-- Stored records start --
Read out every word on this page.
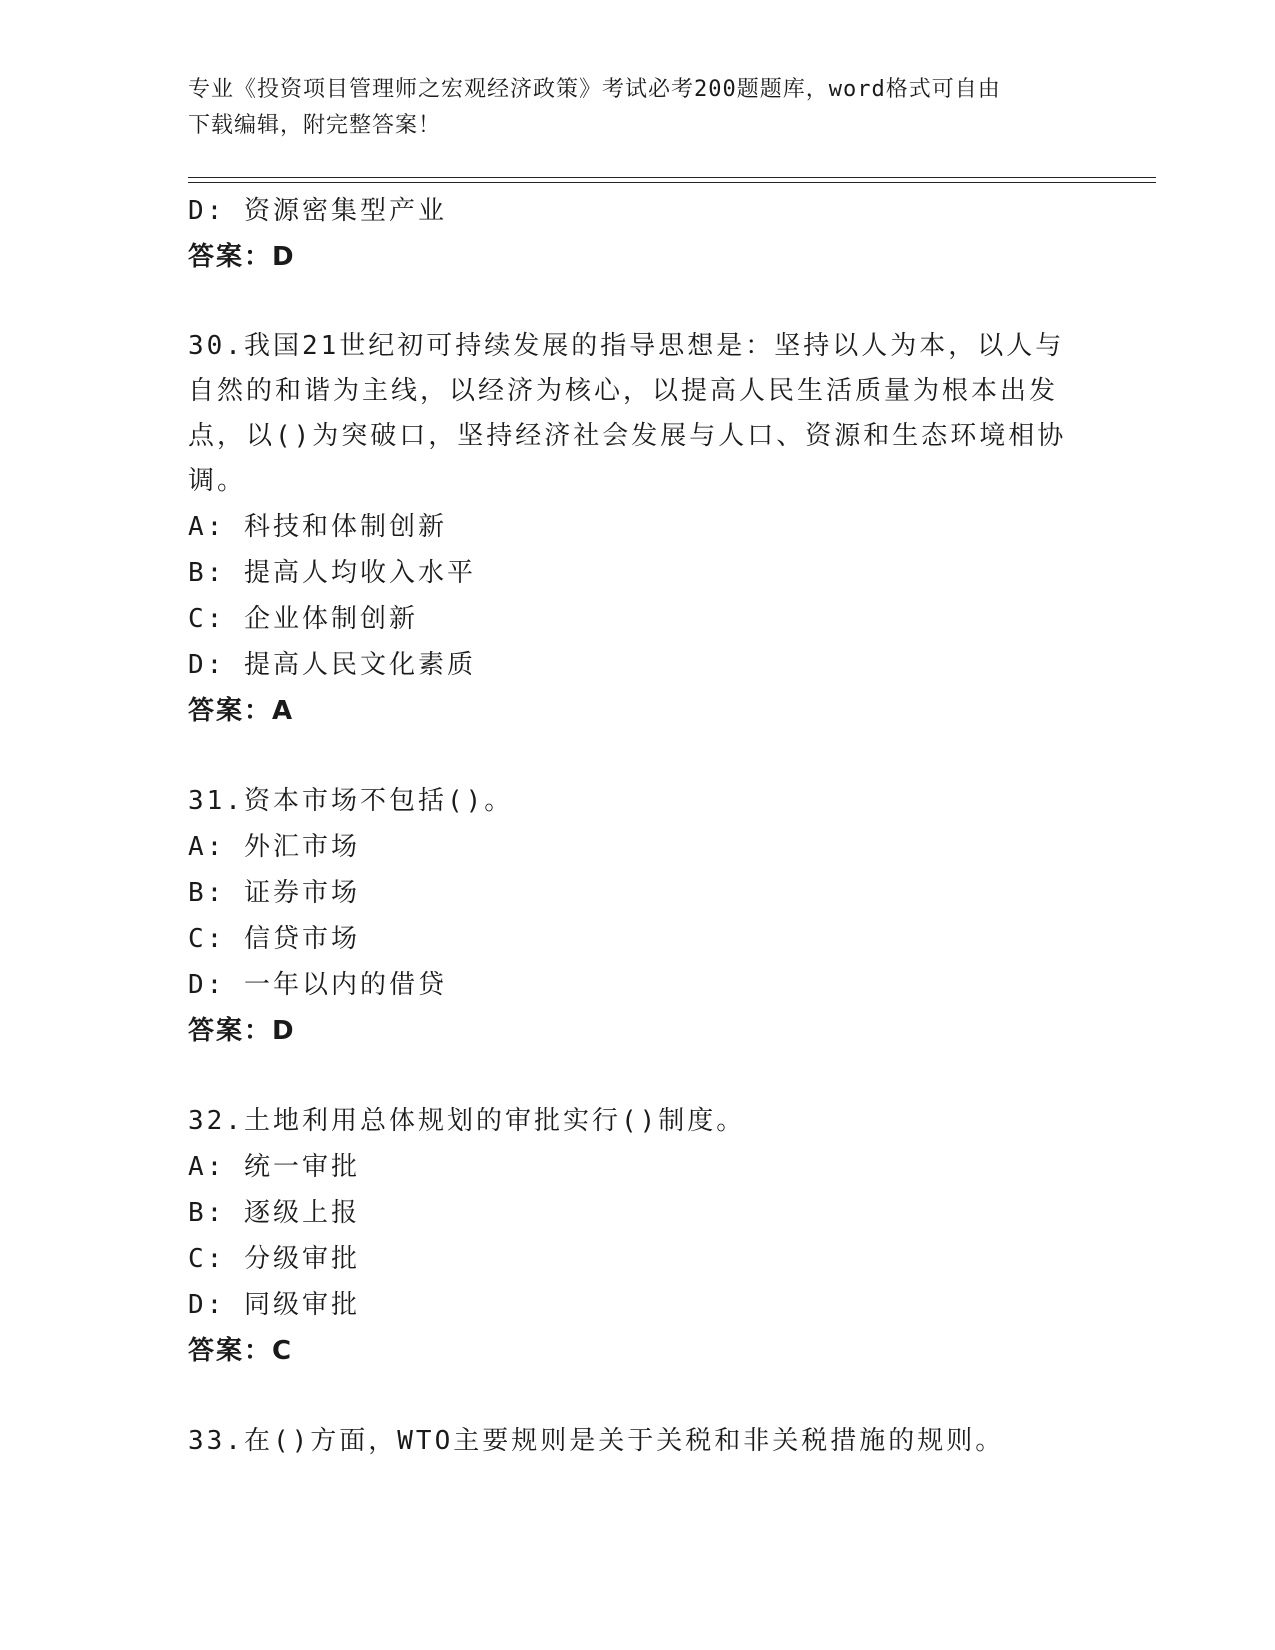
专业《投资项目管理师之宏观经济政策》考试必考200题题库，word格式可自由
下载编辑，附完整答案！
D: 资源密集型产业
答案：D
30.我国21世纪初可持续发展的指导思想是：坚持以人为本，以人与
自然的和谐为主线，以经济为核心，以提高人民生活质量为根本出发
点，以()为突破口，坚持经济社会发展与人口、资源和生态环境相协
调。
A: 科技和体制创新
B: 提高人均收入水平
C: 企业体制创新
D: 提高人民文化素质
答案：A
31.资本市场不包括()。
A: 外汇市场
B: 证券市场
C: 信贷市场
D: 一年以内的借贷
答案：D
32.土地利用总体规划的审批实行()制度。
A: 统一审批
B: 逐级上报
C: 分级审批
D: 同级审批
答案：C
33.在()方面，WTO主要规则是关于关税和非关税措施的规则。
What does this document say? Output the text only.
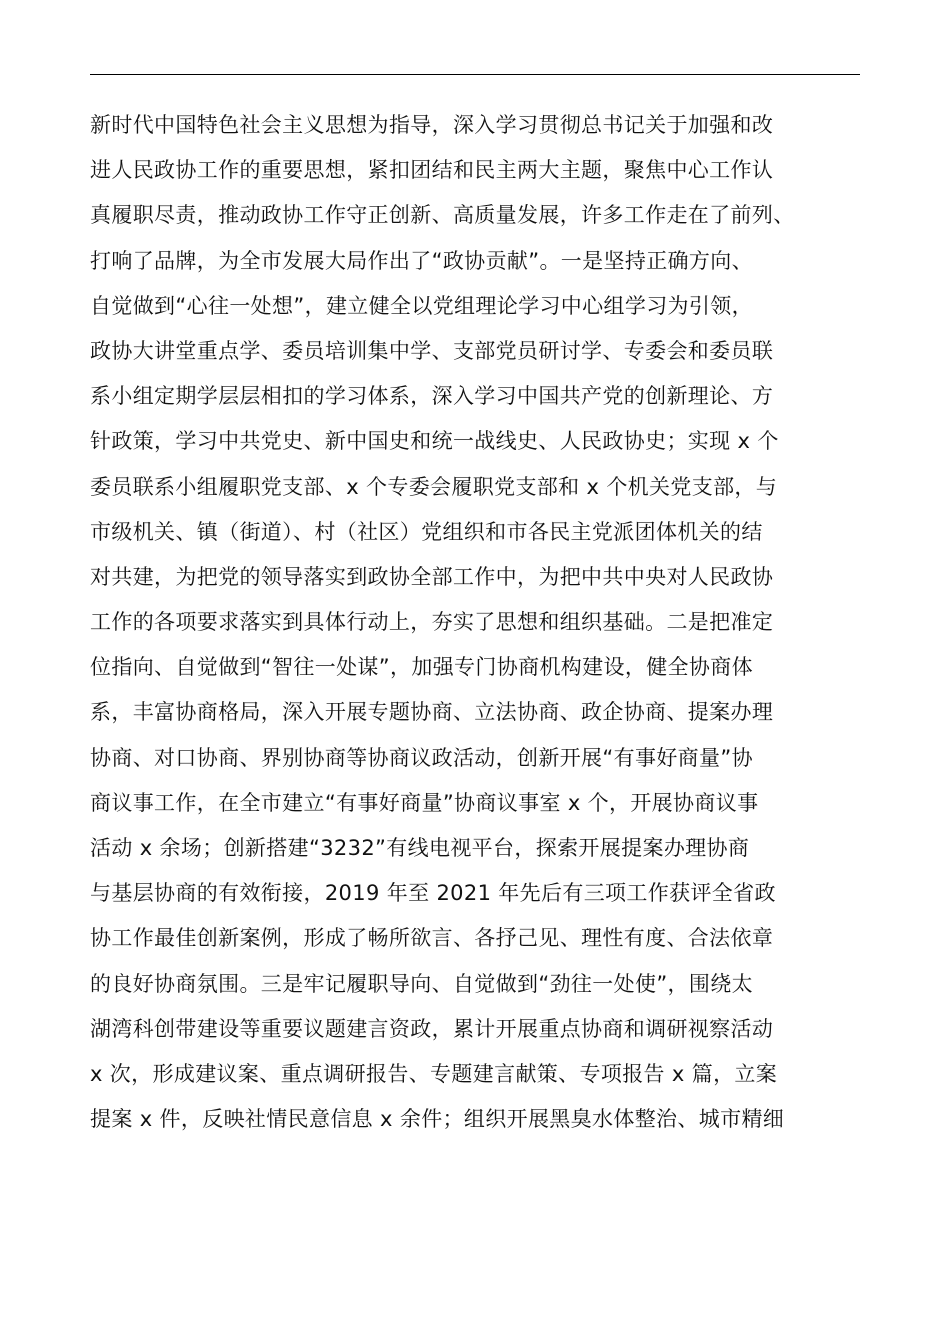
新时代中国特色社会主义思想为指导，深入学习贯彻总书记关于加强和改
进人民政协工作的重要思想，紧扣团结和民主两大主题，聚焦中心工作认
真履职尽责，推动政协工作守正创新、高质量发展，许多工作走在了前列、
打响了品牌，为全市发展大局作出了“政协贡献”。一是坚持正确方向、
自觉做到“心往一处想”，建立健全以党组理论学习中心组学习为引领，
政协大讲堂重点学、委员培训集中学、支部党员研讨学、专委会和委员联
系小组定期学层层相扣的学习体系，深入学习中国共产党的创新理论、方
针政策，学习中共党史、新中国史和统一战线史、人民政协史；实现 x 个
委员联系小组履职党支部、x 个专委会履职党支部和 x 个机关党支部，与
市级机关、镇（街道）、村（社区）党组织和市各民主党派团体机关的结
对共建，为把党的领导落实到政协全部工作中，为把中共中央对人民政协
工作的各项要求落实到具体行动上，夯实了思想和组织基础。二是把准定
位指向、自觉做到“智往一处谋”，加强专门协商机构建设，健全协商体
系，丰富协商格局，深入开展专题协商、立法协商、政企协商、提案办理
协商、对口协商、界别协商等协商议政活动，创新开展“有事好商量”协
商议事工作，在全市建立“有事好商量”协商议事室 x 个，开展协商议事
活动 x 余场；创新搭建“3232”有线电视平台，探索开展提案办理协商
与基层协商的有效衔接，2019 年至 2021 年先后有三项工作获评全省政
协工作最佳创新案例，形成了畅所欲言、各抒己见、理性有度、合法依章
的良好协商氛围。三是牢记履职导向、自觉做到“劲往一处使”，围绕太
湖湾科创带建设等重要议题建言资政，累计开展重点协商和调研视察活动
x 次，形成建议案、重点调研报告、专题建言献策、专项报告 x 篇，立案
提案 x 件，反映社情民意信息 x 余件；组织开展黑臭水体整治、城市精细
-- Stored records end --
* [What is expected]:
Repeat the records above exactly, leaving out the pictures.

* [Written reply]:
Read out every word on this page.
专业《投资项目管理师之宏观经济政策》考试必考200题题库，word格式可自由
下载编辑，附完整答案！
D: 资源密集型产业
答案：D
30.我国21世纪初可持续发展的指导思想是：坚持以人为本，以人与
自然的和谐为主线，以经济为核心，以提高人民生活质量为根本出发
点，以()为突破口，坚持经济社会发展与人口、资源和生态环境相协
调。
A: 科技和体制创新
B: 提高人均收入水平
C: 企业体制创新
D: 提高人民文化素质
答案：A
31.资本市场不包括()。
A: 外汇市场
B: 证券市场
C: 信贷市场
D: 一年以内的借贷
答案：D
32.土地利用总体规划的审批实行()制度。
A: 统一审批
B: 逐级上报
C: 分级审批
D: 同级审批
答案：C
33.在()方面，WTO主要规则是关于关税和非关税措施的规则。
What does this document say? Output the text only.
新时代中国特色社会主义思想为指导，深入学习贯彻总书记关于加强和改
进人民政协工作的重要思想，紧扣团结和民主两大主题，聚焦中心工作认
真履职尽责，推动政协工作守正创新、高质量发展，许多工作走在了前列、
打响了品牌，为全市发展大局作出了“政协贡献”。一是坚持正确方向、
自觉做到“心往一处想”，建立健全以党组理论学习中心组学习为引领，
政协大讲堂重点学、委员培训集中学、支部党员研讨学、专委会和委员联
系小组定期学层层相扣的学习体系，深入学习中国共产党的创新理论、方
针政策，学习中共党史、新中国史和统一战线史、人民政协史；实现 x 个
委员联系小组履职党支部、x 个专委会履职党支部和 x 个机关党支部，与
市级机关、镇（街道）、村（社区）党组织和市各民主党派团体机关的结
对共建，为把党的领导落实到政协全部工作中，为把中共中央对人民政协
工作的各项要求落实到具体行动上，夯实了思想和组织基础。二是把准定
位指向、自觉做到“智往一处谋”，加强专门协商机构建设，健全协商体
系，丰富协商格局，深入开展专题协商、立法协商、政企协商、提案办理
协商、对口协商、界别协商等协商议政活动，创新开展“有事好商量”协
商议事工作，在全市建立“有事好商量”协商议事室 x 个，开展协商议事
活动 x 余场；创新搭建“3232”有线电视平台，探索开展提案办理协商
与基层协商的有效衔接，2019 年至 2021 年先后有三项工作获评全省政
协工作最佳创新案例，形成了畅所欲言、各抒己见、理性有度、合法依章
的良好协商氛围。三是牢记履职导向、自觉做到“劲往一处使”，围绕太
湖湾科创带建设等重要议题建言资政，累计开展重点协商和调研视察活动
x 次，形成建议案、重点调研报告、专题建言献策、专项报告 x 篇，立案
提案 x 件，反映社情民意信息 x 余件；组织开展黑臭水体整治、城市精细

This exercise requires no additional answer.